** Prompt **
Print all of the data exactly.

** Task inputs **
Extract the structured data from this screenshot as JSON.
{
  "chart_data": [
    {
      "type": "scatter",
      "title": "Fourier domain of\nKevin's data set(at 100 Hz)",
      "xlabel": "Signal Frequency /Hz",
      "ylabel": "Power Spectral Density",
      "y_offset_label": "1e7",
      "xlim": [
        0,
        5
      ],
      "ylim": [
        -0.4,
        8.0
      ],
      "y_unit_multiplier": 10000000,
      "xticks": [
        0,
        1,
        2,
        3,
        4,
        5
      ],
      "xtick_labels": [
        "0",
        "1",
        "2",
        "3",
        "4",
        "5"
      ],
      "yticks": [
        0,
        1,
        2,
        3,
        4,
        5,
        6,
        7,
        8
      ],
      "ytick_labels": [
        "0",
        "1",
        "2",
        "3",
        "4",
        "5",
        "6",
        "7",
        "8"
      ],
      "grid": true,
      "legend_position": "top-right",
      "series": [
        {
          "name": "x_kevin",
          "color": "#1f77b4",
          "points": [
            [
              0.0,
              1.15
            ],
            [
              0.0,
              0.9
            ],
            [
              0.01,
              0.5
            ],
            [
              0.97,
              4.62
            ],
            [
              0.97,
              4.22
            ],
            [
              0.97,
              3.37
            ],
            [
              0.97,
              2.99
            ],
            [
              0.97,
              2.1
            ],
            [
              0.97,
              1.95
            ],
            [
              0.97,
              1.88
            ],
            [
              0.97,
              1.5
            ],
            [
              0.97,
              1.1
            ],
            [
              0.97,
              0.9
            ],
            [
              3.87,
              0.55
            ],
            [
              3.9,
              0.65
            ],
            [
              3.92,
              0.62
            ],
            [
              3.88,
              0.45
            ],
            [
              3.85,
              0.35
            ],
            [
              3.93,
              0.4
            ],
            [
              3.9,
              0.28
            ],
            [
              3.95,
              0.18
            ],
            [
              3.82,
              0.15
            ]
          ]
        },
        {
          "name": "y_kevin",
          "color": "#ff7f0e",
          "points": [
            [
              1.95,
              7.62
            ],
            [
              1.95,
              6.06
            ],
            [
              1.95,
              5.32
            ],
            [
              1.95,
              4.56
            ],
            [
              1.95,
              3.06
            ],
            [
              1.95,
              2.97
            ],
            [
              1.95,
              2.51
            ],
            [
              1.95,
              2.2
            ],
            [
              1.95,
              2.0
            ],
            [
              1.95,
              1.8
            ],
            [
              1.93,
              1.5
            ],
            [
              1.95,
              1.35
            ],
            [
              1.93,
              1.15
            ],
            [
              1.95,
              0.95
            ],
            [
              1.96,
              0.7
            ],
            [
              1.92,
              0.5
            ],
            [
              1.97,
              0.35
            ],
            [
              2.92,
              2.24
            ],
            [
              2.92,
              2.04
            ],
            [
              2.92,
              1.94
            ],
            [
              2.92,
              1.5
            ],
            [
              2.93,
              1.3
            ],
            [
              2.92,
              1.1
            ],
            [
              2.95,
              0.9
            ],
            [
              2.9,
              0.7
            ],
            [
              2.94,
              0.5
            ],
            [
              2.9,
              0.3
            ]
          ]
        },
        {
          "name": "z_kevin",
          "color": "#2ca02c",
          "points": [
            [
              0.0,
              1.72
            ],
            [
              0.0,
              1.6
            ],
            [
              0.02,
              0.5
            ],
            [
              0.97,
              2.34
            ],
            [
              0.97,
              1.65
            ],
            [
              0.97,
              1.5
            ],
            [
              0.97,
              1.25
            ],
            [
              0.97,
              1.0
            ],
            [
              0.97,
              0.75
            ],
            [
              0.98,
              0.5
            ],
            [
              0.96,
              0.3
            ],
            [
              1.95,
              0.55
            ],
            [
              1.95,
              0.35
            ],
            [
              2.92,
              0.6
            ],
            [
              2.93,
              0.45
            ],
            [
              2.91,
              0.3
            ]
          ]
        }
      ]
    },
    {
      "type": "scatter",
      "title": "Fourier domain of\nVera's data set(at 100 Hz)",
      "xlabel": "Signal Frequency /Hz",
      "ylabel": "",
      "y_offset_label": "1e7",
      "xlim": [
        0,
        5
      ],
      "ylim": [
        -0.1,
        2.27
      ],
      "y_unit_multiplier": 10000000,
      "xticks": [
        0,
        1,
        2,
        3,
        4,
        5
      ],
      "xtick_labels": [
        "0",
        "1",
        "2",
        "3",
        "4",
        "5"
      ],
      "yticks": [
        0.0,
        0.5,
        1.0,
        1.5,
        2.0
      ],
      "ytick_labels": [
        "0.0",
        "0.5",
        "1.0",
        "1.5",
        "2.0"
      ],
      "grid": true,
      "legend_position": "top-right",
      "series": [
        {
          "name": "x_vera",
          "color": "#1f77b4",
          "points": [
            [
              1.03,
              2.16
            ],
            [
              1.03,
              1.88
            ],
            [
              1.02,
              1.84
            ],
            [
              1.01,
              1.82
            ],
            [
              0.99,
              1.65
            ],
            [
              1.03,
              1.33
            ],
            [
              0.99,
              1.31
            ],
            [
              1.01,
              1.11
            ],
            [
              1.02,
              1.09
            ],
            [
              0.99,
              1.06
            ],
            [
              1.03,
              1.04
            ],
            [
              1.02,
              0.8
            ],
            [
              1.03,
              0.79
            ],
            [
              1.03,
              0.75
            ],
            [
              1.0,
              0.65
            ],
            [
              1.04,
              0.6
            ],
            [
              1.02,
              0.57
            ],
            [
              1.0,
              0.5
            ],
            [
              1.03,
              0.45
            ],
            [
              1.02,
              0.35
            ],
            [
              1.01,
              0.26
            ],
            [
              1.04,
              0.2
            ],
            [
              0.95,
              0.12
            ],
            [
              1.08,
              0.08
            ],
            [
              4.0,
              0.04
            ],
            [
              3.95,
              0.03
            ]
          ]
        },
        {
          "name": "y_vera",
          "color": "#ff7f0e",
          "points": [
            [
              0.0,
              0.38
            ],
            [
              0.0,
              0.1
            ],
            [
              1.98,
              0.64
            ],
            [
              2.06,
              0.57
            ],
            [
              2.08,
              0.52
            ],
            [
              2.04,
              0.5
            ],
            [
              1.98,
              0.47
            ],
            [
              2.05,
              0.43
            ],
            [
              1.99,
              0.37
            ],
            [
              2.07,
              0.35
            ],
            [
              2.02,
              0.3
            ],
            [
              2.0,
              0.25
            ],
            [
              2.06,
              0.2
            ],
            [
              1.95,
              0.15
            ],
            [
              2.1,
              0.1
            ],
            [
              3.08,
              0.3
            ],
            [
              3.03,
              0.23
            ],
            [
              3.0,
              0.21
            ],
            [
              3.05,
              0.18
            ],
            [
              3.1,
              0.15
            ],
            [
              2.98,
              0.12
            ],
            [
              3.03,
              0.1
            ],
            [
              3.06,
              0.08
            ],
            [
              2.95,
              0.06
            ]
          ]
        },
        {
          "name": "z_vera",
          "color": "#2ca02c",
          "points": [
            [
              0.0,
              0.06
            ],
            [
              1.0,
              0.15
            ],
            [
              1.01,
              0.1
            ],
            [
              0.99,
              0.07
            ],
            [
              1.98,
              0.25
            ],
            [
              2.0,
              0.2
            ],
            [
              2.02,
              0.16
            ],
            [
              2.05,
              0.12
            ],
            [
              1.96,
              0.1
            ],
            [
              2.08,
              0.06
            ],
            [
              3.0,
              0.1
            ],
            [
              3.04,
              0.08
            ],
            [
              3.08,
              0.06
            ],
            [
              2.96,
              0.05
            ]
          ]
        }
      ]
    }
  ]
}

** Task response **
Extract the structured data from this screenshot as JSON.
{
  "chart_data": [
    {
      "type": "scatter",
      "title": "Fourier domain of\nKevin's data set(at 100 Hz)",
      "xlabel": "Signal Frequency /Hz",
      "ylabel": "Power Spectral Density",
      "y_offset_label": "1e7",
      "xlim": [
        0,
        5
      ],
      "ylim": [
        -0.4,
        8.0
      ],
      "y_unit_multiplier": 10000000,
      "xticks": [
        0,
        1,
        2,
        3,
        4,
        5
      ],
      "xtick_labels": [
        "0",
        "1",
        "2",
        "3",
        "4",
        "5"
      ],
      "yticks": [
        0,
        1,
        2,
        3,
        4,
        5,
        6,
        7,
        8
      ],
      "ytick_labels": [
        "0",
        "1",
        "2",
        "3",
        "4",
        "5",
        "6",
        "7",
        "8"
      ],
      "grid": true,
      "legend_position": "top-right",
      "series": [
        {
          "name": "x_kevin",
          "color": "#1f77b4",
          "points": [
            [
              0.0,
              1.15
            ],
            [
              0.0,
              0.9
            ],
            [
              0.01,
              0.5
            ],
            [
              0.97,
              4.62
            ],
            [
              0.97,
              4.22
            ],
            [
              0.97,
              3.37
            ],
            [
              0.97,
              2.99
            ],
            [
              0.97,
              2.1
            ],
            [
              0.97,
              1.95
            ],
            [
              0.97,
              1.88
            ],
            [
              0.97,
              1.5
            ],
            [
              0.97,
              1.1
            ],
            [
              0.97,
              0.9
            ],
            [
              3.87,
              0.55
            ],
            [
              3.9,
              0.65
            ],
            [
              3.92,
              0.62
            ],
            [
              3.88,
              0.45
            ],
            [
              3.85,
              0.35
            ],
            [
              3.93,
              0.4
            ],
            [
              3.9,
              0.28
            ],
            [
              3.95,
              0.18
            ],
            [
              3.82,
              0.15
            ]
          ]
        },
        {
          "name": "y_kevin",
          "color": "#ff7f0e",
          "points": [
            [
              1.95,
              7.62
            ],
            [
              1.95,
              6.06
            ],
            [
              1.95,
              5.32
            ],
            [
              1.95,
              4.56
            ],
            [
              1.95,
              3.06
            ],
            [
              1.95,
              2.97
            ],
            [
              1.95,
              2.51
            ],
            [
              1.95,
              2.2
            ],
            [
              1.95,
              2.0
            ],
            [
              1.95,
              1.8
            ],
            [
              1.93,
              1.5
            ],
            [
              1.95,
              1.35
            ],
            [
              1.93,
              1.15
            ],
            [
              1.95,
              0.95
            ],
            [
              1.96,
              0.7
            ],
            [
              1.92,
              0.5
            ],
            [
              1.97,
              0.35
            ],
            [
              2.92,
              2.24
            ],
            [
              2.92,
              2.04
            ],
            [
              2.92,
              1.94
            ],
            [
              2.92,
              1.5
            ],
            [
              2.93,
              1.3
            ],
            [
              2.92,
              1.1
            ],
            [
              2.95,
              0.9
            ],
            [
              2.9,
              0.7
            ],
            [
              2.94,
              0.5
            ],
            [
              2.9,
              0.3
            ]
          ]
        },
        {
          "name": "z_kevin",
          "color": "#2ca02c",
          "points": [
            [
              0.0,
              1.72
            ],
            [
              0.0,
              1.6
            ],
            [
              0.02,
              0.5
            ],
            [
              0.97,
              2.34
            ],
            [
              0.97,
              1.65
            ],
            [
              0.97,
              1.5
            ],
            [
              0.97,
              1.25
            ],
            [
              0.97,
              1.0
            ],
            [
              0.97,
              0.75
            ],
            [
              0.98,
              0.5
            ],
            [
              0.96,
              0.3
            ],
            [
              1.95,
              0.55
            ],
            [
              1.95,
              0.35
            ],
            [
              2.92,
              0.6
            ],
            [
              2.93,
              0.45
            ],
            [
              2.91,
              0.3
            ]
          ]
        }
      ]
    },
    {
      "type": "scatter",
      "title": "Fourier domain of\nVera's data set(at 100 Hz)",
      "xlabel": "Signal Frequency /Hz",
      "ylabel": "",
      "y_offset_label": "1e7",
      "xlim": [
        0,
        5
      ],
      "ylim": [
        -0.1,
        2.27
      ],
      "y_unit_multiplier": 10000000,
      "xticks": [
        0,
        1,
        2,
        3,
        4,
        5
      ],
      "xtick_labels": [
        "0",
        "1",
        "2",
        "3",
        "4",
        "5"
      ],
      "yticks": [
        0.0,
        0.5,
        1.0,
        1.5,
        2.0
      ],
      "ytick_labels": [
        "0.0",
        "0.5",
        "1.0",
        "1.5",
        "2.0"
      ],
      "grid": true,
      "legend_position": "top-right",
      "series": [
        {
          "name": "x_vera",
          "color": "#1f77b4",
          "points": [
            [
              1.03,
              2.16
            ],
            [
              1.03,
              1.88
            ],
            [
              1.02,
              1.84
            ],
            [
              1.01,
              1.82
            ],
            [
              0.99,
              1.65
            ],
            [
              1.03,
              1.33
            ],
            [
              0.99,
              1.31
            ],
            [
              1.01,
              1.11
            ],
            [
              1.02,
              1.09
            ],
            [
              0.99,
              1.06
            ],
            [
              1.03,
              1.04
            ],
            [
              1.02,
              0.8
            ],
            [
              1.03,
              0.79
            ],
            [
              1.03,
              0.75
            ],
            [
              1.0,
              0.65
            ],
            [
              1.04,
              0.6
            ],
            [
              1.02,
              0.57
            ],
            [
              1.0,
              0.5
            ],
            [
              1.03,
              0.45
            ],
            [
              1.02,
              0.35
            ],
            [
              1.01,
              0.26
            ],
            [
              1.04,
              0.2
            ],
            [
              0.95,
              0.12
            ],
            [
              1.08,
              0.08
            ],
            [
              4.0,
              0.04
            ],
            [
              3.95,
              0.03
            ]
          ]
        },
        {
          "name": "y_vera",
          "color": "#ff7f0e",
          "points": [
            [
              0.0,
              0.38
            ],
            [
              0.0,
              0.1
            ],
            [
              1.98,
              0.64
            ],
            [
              2.06,
              0.57
            ],
            [
              2.08,
              0.52
            ],
            [
              2.04,
              0.5
            ],
            [
              1.98,
              0.47
            ],
            [
              2.05,
              0.43
            ],
            [
              1.99,
              0.37
            ],
            [
              2.07,
              0.35
            ],
            [
              2.02,
              0.3
            ],
            [
              2.0,
              0.25
            ],
            [
              2.06,
              0.2
            ],
            [
              1.95,
              0.15
            ],
            [
              2.1,
              0.1
            ],
            [
              3.08,
              0.3
            ],
            [
              3.03,
              0.23
            ],
            [
              3.0,
              0.21
            ],
            [
              3.05,
              0.18
            ],
            [
              3.1,
              0.15
            ],
            [
              2.98,
              0.12
            ],
            [
              3.03,
              0.1
            ],
            [
              3.06,
              0.08
            ],
            [
              2.95,
              0.06
            ]
          ]
        },
        {
          "name": "z_vera",
          "color": "#2ca02c",
          "points": [
            [
              0.0,
              0.06
            ],
            [
              1.0,
              0.15
            ],
            [
              1.01,
              0.1
            ],
            [
              0.99,
              0.07
            ],
            [
              1.98,
              0.25
            ],
            [
              2.0,
              0.2
            ],
            [
              2.02,
              0.16
            ],
            [
              2.05,
              0.12
            ],
            [
              1.96,
              0.1
            ],
            [
              2.08,
              0.06
            ],
            [
              3.0,
              0.1
            ],
            [
              3.04,
              0.08
            ],
            [
              3.08,
              0.06
            ],
            [
              2.96,
              0.05
            ]
          ]
        }
      ]
    }
  ]
}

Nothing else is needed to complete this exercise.